## Short problem
Return the following lines exactly as they are given.

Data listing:
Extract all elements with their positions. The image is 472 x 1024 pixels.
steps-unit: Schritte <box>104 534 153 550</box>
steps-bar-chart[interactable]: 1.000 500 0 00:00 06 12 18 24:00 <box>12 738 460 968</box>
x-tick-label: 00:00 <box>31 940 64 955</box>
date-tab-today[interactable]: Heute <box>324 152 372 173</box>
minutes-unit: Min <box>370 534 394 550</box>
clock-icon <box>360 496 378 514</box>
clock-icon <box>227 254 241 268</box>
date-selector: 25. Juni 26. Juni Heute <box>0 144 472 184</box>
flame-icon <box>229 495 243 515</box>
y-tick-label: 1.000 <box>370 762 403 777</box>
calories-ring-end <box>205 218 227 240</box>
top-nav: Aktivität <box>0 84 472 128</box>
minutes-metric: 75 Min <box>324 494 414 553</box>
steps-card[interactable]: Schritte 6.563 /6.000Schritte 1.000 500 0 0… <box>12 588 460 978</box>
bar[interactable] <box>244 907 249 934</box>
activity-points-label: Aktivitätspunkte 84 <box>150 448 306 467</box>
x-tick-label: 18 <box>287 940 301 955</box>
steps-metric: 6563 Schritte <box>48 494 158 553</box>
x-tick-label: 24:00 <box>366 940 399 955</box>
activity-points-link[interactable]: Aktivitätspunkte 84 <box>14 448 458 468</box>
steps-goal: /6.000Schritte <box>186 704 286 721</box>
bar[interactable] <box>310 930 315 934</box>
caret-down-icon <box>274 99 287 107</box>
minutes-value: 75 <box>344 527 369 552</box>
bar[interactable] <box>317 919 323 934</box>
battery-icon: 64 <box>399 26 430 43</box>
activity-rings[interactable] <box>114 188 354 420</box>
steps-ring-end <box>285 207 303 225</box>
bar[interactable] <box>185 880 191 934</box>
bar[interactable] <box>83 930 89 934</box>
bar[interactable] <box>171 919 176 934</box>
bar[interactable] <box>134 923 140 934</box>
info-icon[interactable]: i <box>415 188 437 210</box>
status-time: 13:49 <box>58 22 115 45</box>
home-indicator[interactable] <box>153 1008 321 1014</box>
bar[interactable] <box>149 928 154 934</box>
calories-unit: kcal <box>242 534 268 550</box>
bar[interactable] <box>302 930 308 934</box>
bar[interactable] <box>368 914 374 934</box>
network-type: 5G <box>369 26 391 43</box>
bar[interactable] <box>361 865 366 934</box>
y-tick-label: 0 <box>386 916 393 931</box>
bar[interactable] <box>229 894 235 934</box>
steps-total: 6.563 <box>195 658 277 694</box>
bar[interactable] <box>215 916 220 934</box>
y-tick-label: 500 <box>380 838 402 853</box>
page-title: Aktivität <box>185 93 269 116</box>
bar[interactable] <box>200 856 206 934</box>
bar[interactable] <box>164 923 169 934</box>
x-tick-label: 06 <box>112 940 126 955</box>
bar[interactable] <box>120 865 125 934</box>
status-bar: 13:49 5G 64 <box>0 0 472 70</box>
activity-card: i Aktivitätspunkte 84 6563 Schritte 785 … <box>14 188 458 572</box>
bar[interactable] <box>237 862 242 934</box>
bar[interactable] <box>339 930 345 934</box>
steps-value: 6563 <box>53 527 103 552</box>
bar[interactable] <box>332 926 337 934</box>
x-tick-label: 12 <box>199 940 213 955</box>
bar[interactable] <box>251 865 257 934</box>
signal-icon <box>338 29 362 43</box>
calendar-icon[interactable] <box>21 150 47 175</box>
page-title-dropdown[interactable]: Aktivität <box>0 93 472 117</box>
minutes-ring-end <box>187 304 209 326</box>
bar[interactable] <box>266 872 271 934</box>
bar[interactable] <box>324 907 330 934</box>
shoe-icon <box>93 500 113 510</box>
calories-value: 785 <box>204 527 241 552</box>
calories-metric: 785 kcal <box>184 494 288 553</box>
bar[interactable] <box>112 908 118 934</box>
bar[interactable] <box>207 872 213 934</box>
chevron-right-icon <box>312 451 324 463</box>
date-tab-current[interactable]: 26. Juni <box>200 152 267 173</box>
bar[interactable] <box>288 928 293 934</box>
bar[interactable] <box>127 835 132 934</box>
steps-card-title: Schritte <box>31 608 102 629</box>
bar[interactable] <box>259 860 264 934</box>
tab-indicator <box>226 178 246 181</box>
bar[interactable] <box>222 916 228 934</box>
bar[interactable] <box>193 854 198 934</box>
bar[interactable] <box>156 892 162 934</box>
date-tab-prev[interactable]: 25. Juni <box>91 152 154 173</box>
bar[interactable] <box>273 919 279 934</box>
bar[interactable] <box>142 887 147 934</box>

## The reply
Extract all elements with their positions. The image is 472 x 1024 pixels.
steps-unit: Schritte <box>104 534 153 550</box>
steps-bar-chart[interactable]: 1.000 500 0 00:00 06 12 18 24:00 <box>12 738 460 968</box>
x-tick-label: 00:00 <box>31 940 64 955</box>
date-tab-today[interactable]: Heute <box>324 152 372 173</box>
minutes-unit: Min <box>370 534 394 550</box>
clock-icon <box>360 496 378 514</box>
clock-icon <box>227 254 241 268</box>
date-selector: 25. Juni 26. Juni Heute <box>0 144 472 184</box>
flame-icon <box>229 495 243 515</box>
y-tick-label: 1.000 <box>370 762 403 777</box>
calories-ring-end <box>205 218 227 240</box>
top-nav: Aktivität <box>0 84 472 128</box>
minutes-metric: 75 Min <box>324 494 414 553</box>
steps-card[interactable]: Schritte 6.563 /6.000Schritte 1.000 500 0 0… <box>12 588 460 978</box>
bar[interactable] <box>244 907 249 934</box>
activity-points-label: Aktivitätspunkte 84 <box>150 448 306 467</box>
x-tick-label: 18 <box>287 940 301 955</box>
steps-metric: 6563 Schritte <box>48 494 158 553</box>
x-tick-label: 24:00 <box>366 940 399 955</box>
activity-points-link[interactable]: Aktivitätspunkte 84 <box>14 448 458 468</box>
steps-goal: /6.000Schritte <box>186 704 286 721</box>
bar[interactable] <box>310 930 315 934</box>
caret-down-icon <box>274 99 287 107</box>
minutes-value: 75 <box>344 527 369 552</box>
bar[interactable] <box>317 919 323 934</box>
battery-icon: 64 <box>399 26 430 43</box>
activity-rings[interactable] <box>114 188 354 420</box>
steps-ring-end <box>285 207 303 225</box>
bar[interactable] <box>185 880 191 934</box>
bar[interactable] <box>83 930 89 934</box>
bar[interactable] <box>171 919 176 934</box>
bar[interactable] <box>134 923 140 934</box>
info-icon[interactable]: i <box>415 188 437 210</box>
status-time: 13:49 <box>58 22 115 45</box>
home-indicator[interactable] <box>153 1008 321 1014</box>
bar[interactable] <box>149 928 154 934</box>
calories-unit: kcal <box>242 534 268 550</box>
bar[interactable] <box>302 930 308 934</box>
bar[interactable] <box>368 914 374 934</box>
network-type: 5G <box>369 26 391 43</box>
bar[interactable] <box>361 865 366 934</box>
y-tick-label: 0 <box>386 916 393 931</box>
bar[interactable] <box>229 894 235 934</box>
steps-total: 6.563 <box>195 658 277 694</box>
bar[interactable] <box>215 916 220 934</box>
y-tick-label: 500 <box>380 838 402 853</box>
page-title: Aktivität <box>185 93 269 116</box>
bar[interactable] <box>200 856 206 934</box>
bar[interactable] <box>164 923 169 934</box>
x-tick-label: 06 <box>112 940 126 955</box>
bar[interactable] <box>120 865 125 934</box>
status-bar: 13:49 5G 64 <box>0 0 472 70</box>
activity-card: i Aktivitätspunkte 84 6563 Schritte 785 … <box>14 188 458 572</box>
bar[interactable] <box>237 862 242 934</box>
bar[interactable] <box>339 930 345 934</box>
steps-value: 6563 <box>53 527 103 552</box>
bar[interactable] <box>332 926 337 934</box>
x-tick-label: 12 <box>199 940 213 955</box>
bar[interactable] <box>251 865 257 934</box>
signal-icon <box>338 29 362 43</box>
calendar-icon[interactable] <box>21 150 47 175</box>
page-title-dropdown[interactable]: Aktivität <box>0 93 472 117</box>
minutes-ring-end <box>187 304 209 326</box>
bar[interactable] <box>266 872 271 934</box>
bar[interactable] <box>324 907 330 934</box>
shoe-icon <box>93 500 113 510</box>
calories-value: 785 <box>204 527 241 552</box>
calories-metric: 785 kcal <box>184 494 288 553</box>
bar[interactable] <box>112 908 118 934</box>
bar[interactable] <box>207 872 213 934</box>
chevron-right-icon <box>312 451 324 463</box>
date-tab-current[interactable]: 26. Juni <box>200 152 267 173</box>
bar[interactable] <box>288 928 293 934</box>
bar[interactable] <box>127 835 132 934</box>
steps-card-title: Schritte <box>31 608 102 629</box>
bar[interactable] <box>259 860 264 934</box>
tab-indicator <box>226 178 246 181</box>
bar[interactable] <box>222 916 228 934</box>
bar[interactable] <box>193 854 198 934</box>
bar[interactable] <box>156 892 162 934</box>
date-tab-prev[interactable]: 25. Juni <box>91 152 154 173</box>
bar[interactable] <box>273 919 279 934</box>
bar[interactable] <box>142 887 147 934</box>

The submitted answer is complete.